Check each line of the records below for the string "migracji", then state how many lines contain it, with no other output.

····················

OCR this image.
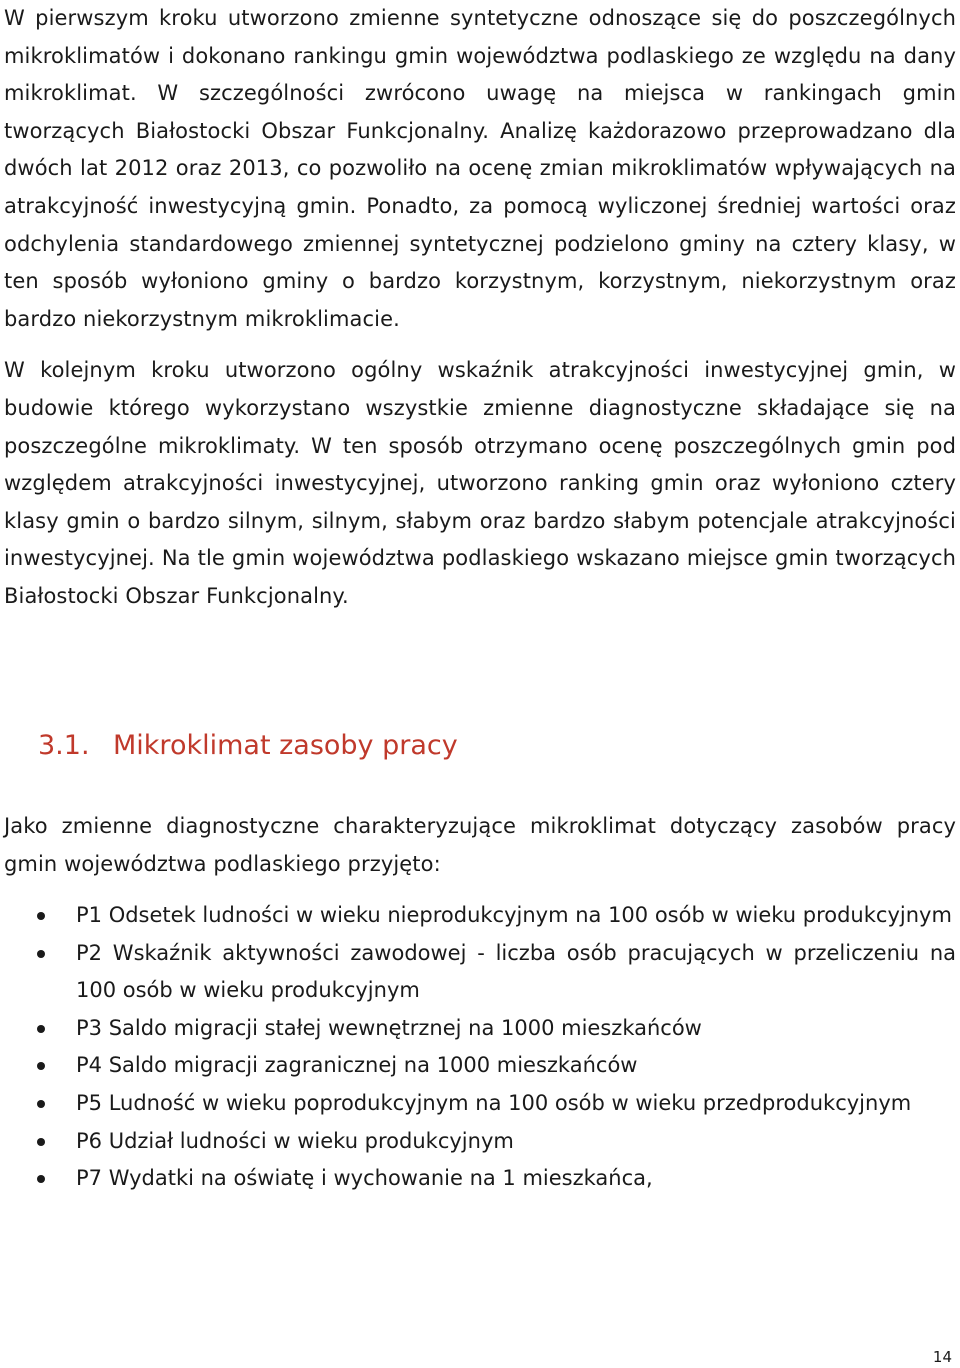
W pierwszym kroku utworzono zmienne syntetyczne odnoszące się do poszczególnych mikroklimatów i dokonano rankingu gmin województwa podlaskiego ze względu na dany mikroklimat. W szczególności zwrócono uwagę na miejsca w rankingach gmin tworzących Białostocki Obszar Funkcjonalny. Analizę każdorazowo przeprowadzano dla dwóch lat 2012 oraz 2013, co pozwoliło na ocenę zmian mikroklimatów wpływających na atrakcyjność inwestycyjną gmin. Ponadto, za pomocą wyliczonej średniej wartości oraz odchylenia standardowego zmiennej syntetycznej podzielono gminy na cztery klasy, w ten sposób wyłoniono gminy o bardzo korzystnym, korzystnym, niekorzystnym oraz bardzo niekorzystnym mikroklimacie.

W kolejnym kroku utworzono ogólny wskaźnik atrakcyjności inwestycyjnej gmin, w budowie którego wykorzystano wszystkie zmienne diagnostyczne składające się na poszczególne mikroklimaty. W ten sposób otrzymano ocenę poszczególnych gmin pod względem atrakcyjności inwestycyjnej, utworzono ranking gmin oraz wyłoniono cztery klasy gmin o bardzo silnym, silnym, słabym oraz bardzo słabym potencjale atrakcyjności inwestycyjnej. Na tle gmin województwa podlaskiego wskazano miejsce gmin tworzących Białostocki Obszar Funkcjonalny.

3.1. Mikroklimat zasoby pracy

Jako zmienne diagnostyczne charakteryzujące mikroklimat dotyczący zasobów pracy gmin województwa podlaskiego przyjęto:

P1 Odsetek ludności w wieku nieprodukcyjnym na 100 osób w wieku produkcyjnym
P2 Wskaźnik aktywności zawodowej - liczba osób pracujących w przeliczeniu na 100 osób w wieku produkcyjnym
P3 Saldo migracji stałej wewnętrznej na 1000 mieszkańców
P4 Saldo migracji zagranicznej na 1000 mieszkańców
P5 Ludność w wieku poprodukcyjnym na 100 osób w wieku przedprodukcyjnym
P6 Udział ludności w wieku produkcyjnym
P7 Wydatki na oświatę i wychowanie na 1 mieszkańca,
14
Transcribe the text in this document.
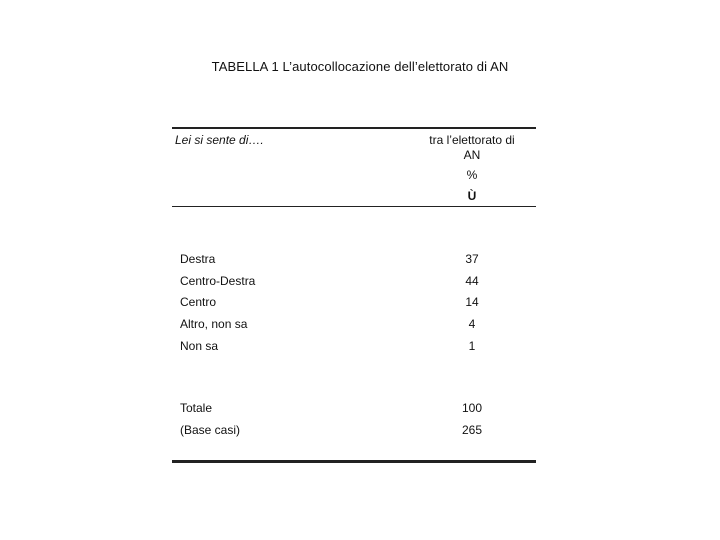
TABELLA 1 L’autocollocazione dell’elettorato di AN
Lei si sente di….	tra l’elettorato di
AN
%
Ù
Destra	37
Centro-Destra	44
Centro	14
Altro, non sa	4
Non sa	1
Totale	100
(Base casi)	265
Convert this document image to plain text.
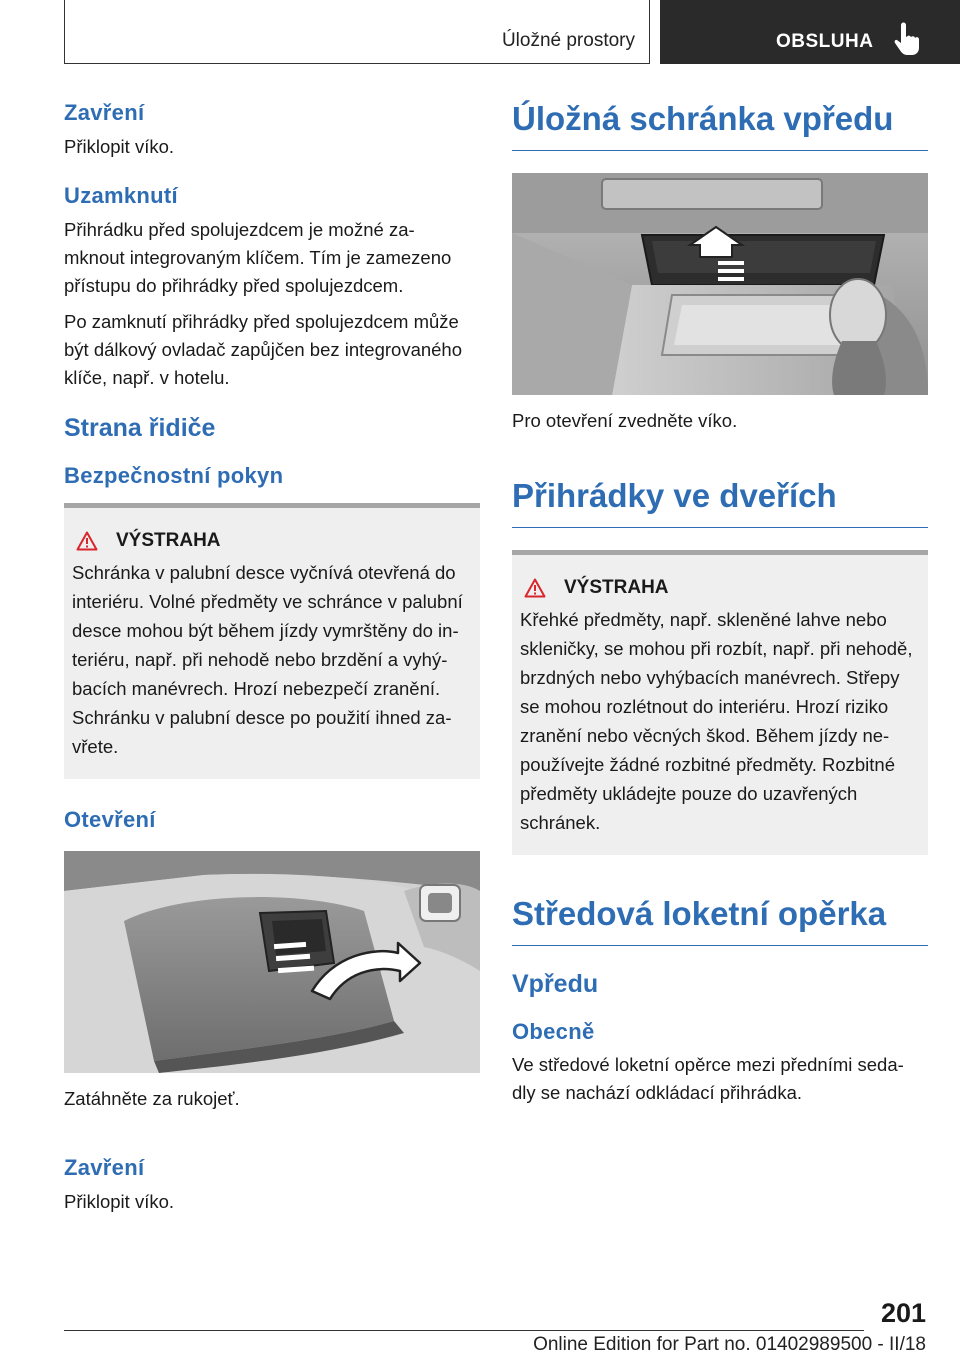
Úložné prostory	OBSLUHA
Zavření
Přiklopit víko.
Uzamknutí
Přihrádku před spolujezdcem je možné za‐
mknout integrovaným klíčem. Tím je zamezeno
přístupu do přihrádky před spolujezdcem.
Po zamknutí přihrádky před spolujezdcem může
být dálkový ovladač zapůjčen bez integrovaného
klíče, např. v hotelu.
Strana řidiče
Bezpečnostní pokyn
VÝSTRAHA
Schránka v palubní desce vyčnívá otevřená do
interiéru. Volné předměty ve schránce v palubní
desce mohou být během jízdy vymrštěny do in‐
teriéru, např. při nehodě nebo brzdění a vyhý‐
bacích manévrech. Hrozí nebezpečí zranění.
Schránku v palubní desce po použití ihned za‐
vřete.
Otevření
Zatáhněte za rukojeť.
Zavření
Přiklopit víko.
Úložná schránka vpředu
Pro otevření zvedněte víko.
Přihrádky ve dveřích
VÝSTRAHA
Křehké předměty, např. skleněné lahve nebo
skleničky, se mohou při rozbít, např. při nehodě,
brzdných nebo vyhýbacích manévrech. Střepy
se mohou rozlétnout do interiéru. Hrozí riziko
zranění nebo věcných škod. Během jízdy ne‐
používejte žádné rozbitné předměty. Rozbitné
předměty ukládejte pouze do uzavřených
schránek.
Středová loketní opěrka
Vpředu
Obecně
Ve středové loketní opěrce mezi předními seda‐
dly se nachází odkládací přihrádka.
201
Online Edition for Part no. 01402989500 - II/18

····················

EXPECTED OUTPUT :: 2